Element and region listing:
──────

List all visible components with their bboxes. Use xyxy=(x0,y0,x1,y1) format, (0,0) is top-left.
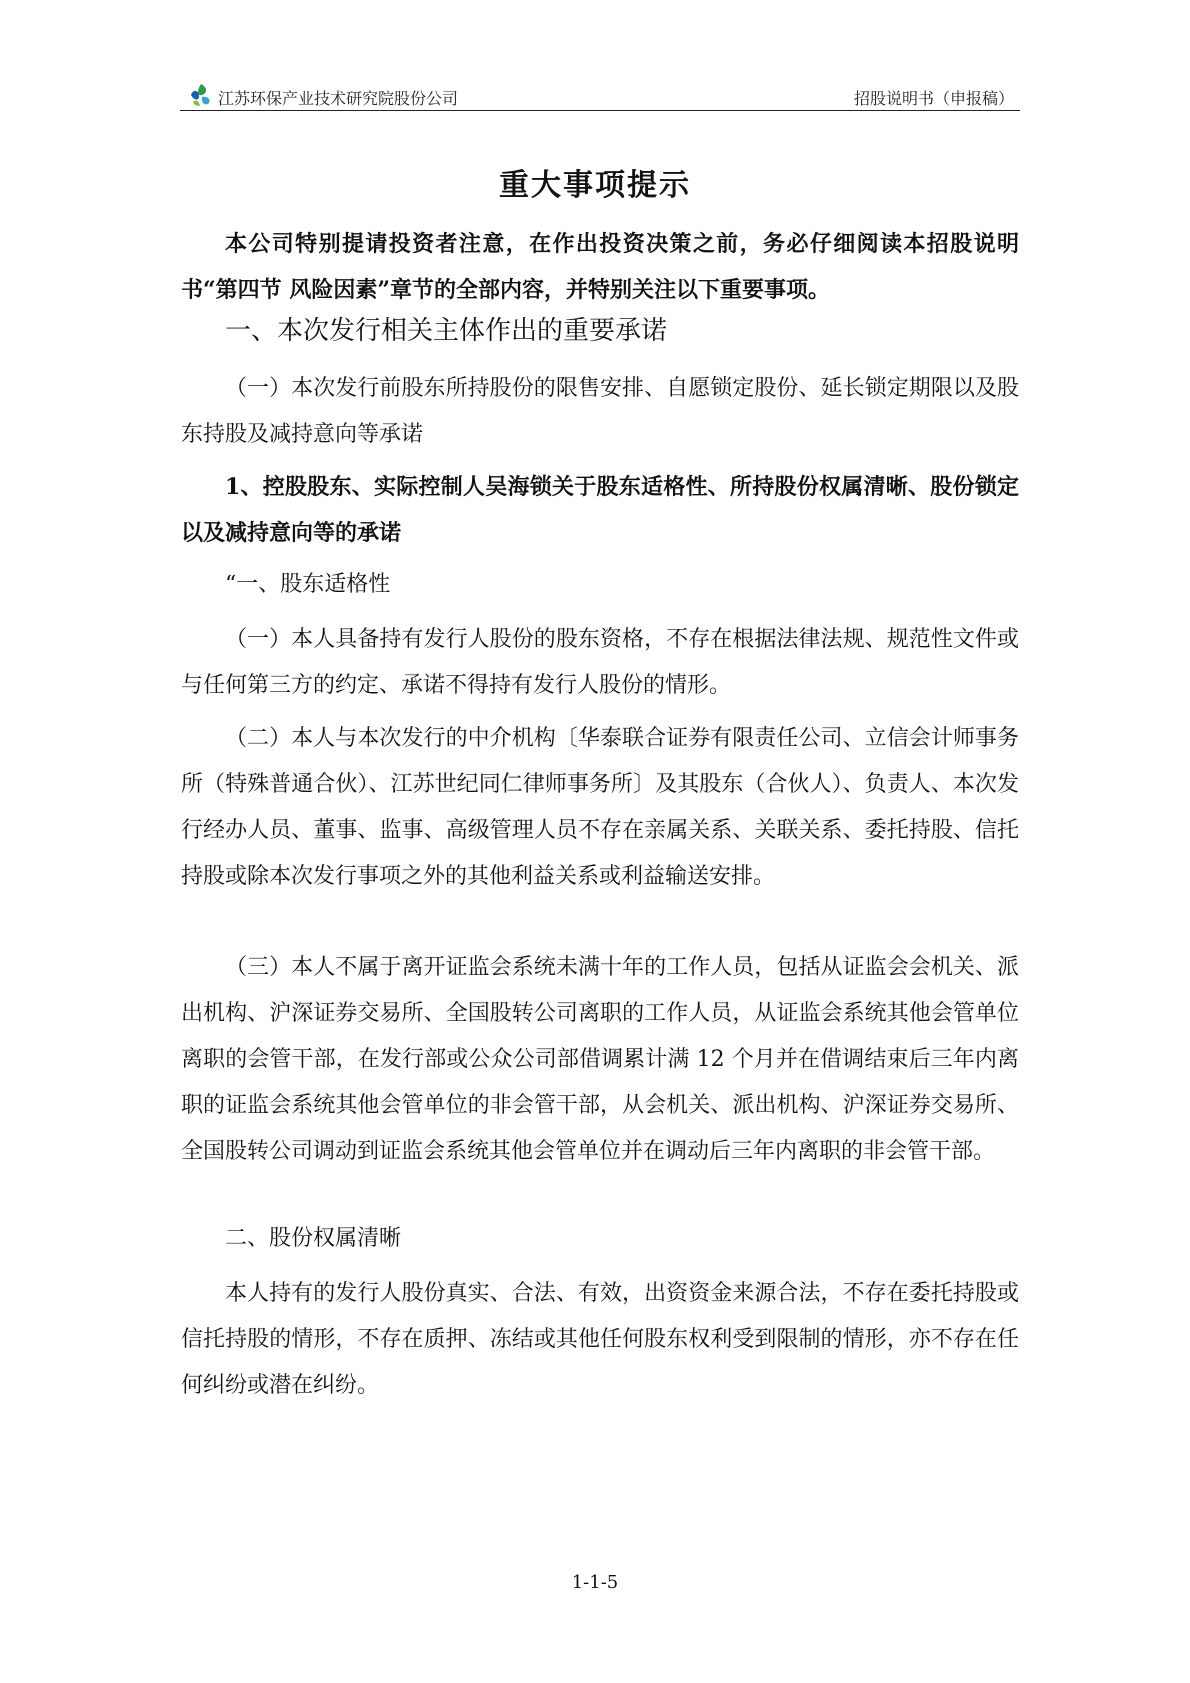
intro-paragraph: 本公司特别提请投资者注意，在作出投资决策之前，务必仔细阅读本招股说明书“第四节 风险因素”章节的全部内容，并特别关注以下重要事项。 xyxy=(181,231,1019,303)
page-number: 1-1-5 xyxy=(571,1572,619,1593)
subsection-heading: （一）本次发行前股东所持股份的限售安排、自愿锁定股份、延长锁定期限以及股东持股及减持意向等承诺 xyxy=(181,376,1019,447)
part1-heading: “一、股东适格性 xyxy=(225,572,391,597)
section-block xyxy=(181,308,1019,354)
para3-block xyxy=(181,945,1019,1175)
part2-heading: 二、股份权属清晰 xyxy=(225,1226,402,1251)
para4-block xyxy=(181,1271,1019,1409)
subsection-block xyxy=(181,366,1019,458)
company-logo-icon xyxy=(188,82,214,108)
item-heading: 1、控股股东、实际控制人吴海锁关于股东适格性、所持股份权属清晰、股份锁定以及减持意向等的承诺 xyxy=(181,474,1019,546)
item-block xyxy=(181,464,1019,556)
paragraph-4: 本人持有的发行人股份真实、合法、有效，出资资金来源合法，不存在委托持股或信托持股的情形，不存在质押、冻结或其他任何股东权利受到限制的情形，亦不存在任何纠纷或潜在纠纷。 xyxy=(181,1281,1019,1398)
paragraph-3: （三）本人不属于离开证监会系统未满十年的工作人员，包括从证监会会机关、派出机构、沪深证券交易所、全国股转公司离职的工作人员，从证监会系统其他会管单位离职的会管干部，在发行部或公众公司部借调累计满 12 个月并在借调结束后三年内离职的证监会系统其他会管单位的非会管干部，从会机关、派出机构、沪深证券交易所、全国股转公司调动到证监会系统其他会管单位并在调动后三年内离职的非会管干部。 xyxy=(181,955,1019,1164)
intro-block xyxy=(181,221,1019,313)
para1-block xyxy=(181,617,1019,709)
part2-block xyxy=(181,1216,1019,1262)
document-type: 招股说明书（申报稿） xyxy=(853,89,1014,108)
paragraph-2: （二）本人与本次发行的中介机构〔华泰联合证券有限责任公司、立信会计师事务所（特殊普通合伙）、江苏世纪同仁律师事务所〕及其股东（合伙人）、负责人、本次发行经办人员、董事、监事、高级管理人员不存在亲属关系、关联关系、委托持股、信托持股或除本次发行事项之外的其他利益关系或利益输送安排。 xyxy=(181,726,1019,889)
para2-block xyxy=(181,716,1019,900)
page-header xyxy=(180,80,1020,111)
company-name: 江苏环保产业技术研究院股份公司 xyxy=(218,89,459,108)
section-heading: 一、本次发行相关主体作出的重要承诺 xyxy=(225,316,668,346)
paragraph-1: （一）本人具备持有发行人股份的股东资格，不存在根据法律法规、规范性文件或与任何第三方的约定、承诺不得持有发行人股份的情形。 xyxy=(181,627,1019,698)
part1-block xyxy=(181,562,1019,608)
page-title: 重大事项提示 xyxy=(499,168,691,203)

──────

| WHAT TO PRODUCE |
Select every line of the listing that contains the string "page", matching case exactly.

| REPLY TO THE TASK |
page-number: 1-1-5 xyxy=(571,1572,619,1593)
page-header xyxy=(180,80,1020,111)
page-title: 重大事项提示 xyxy=(499,168,691,203)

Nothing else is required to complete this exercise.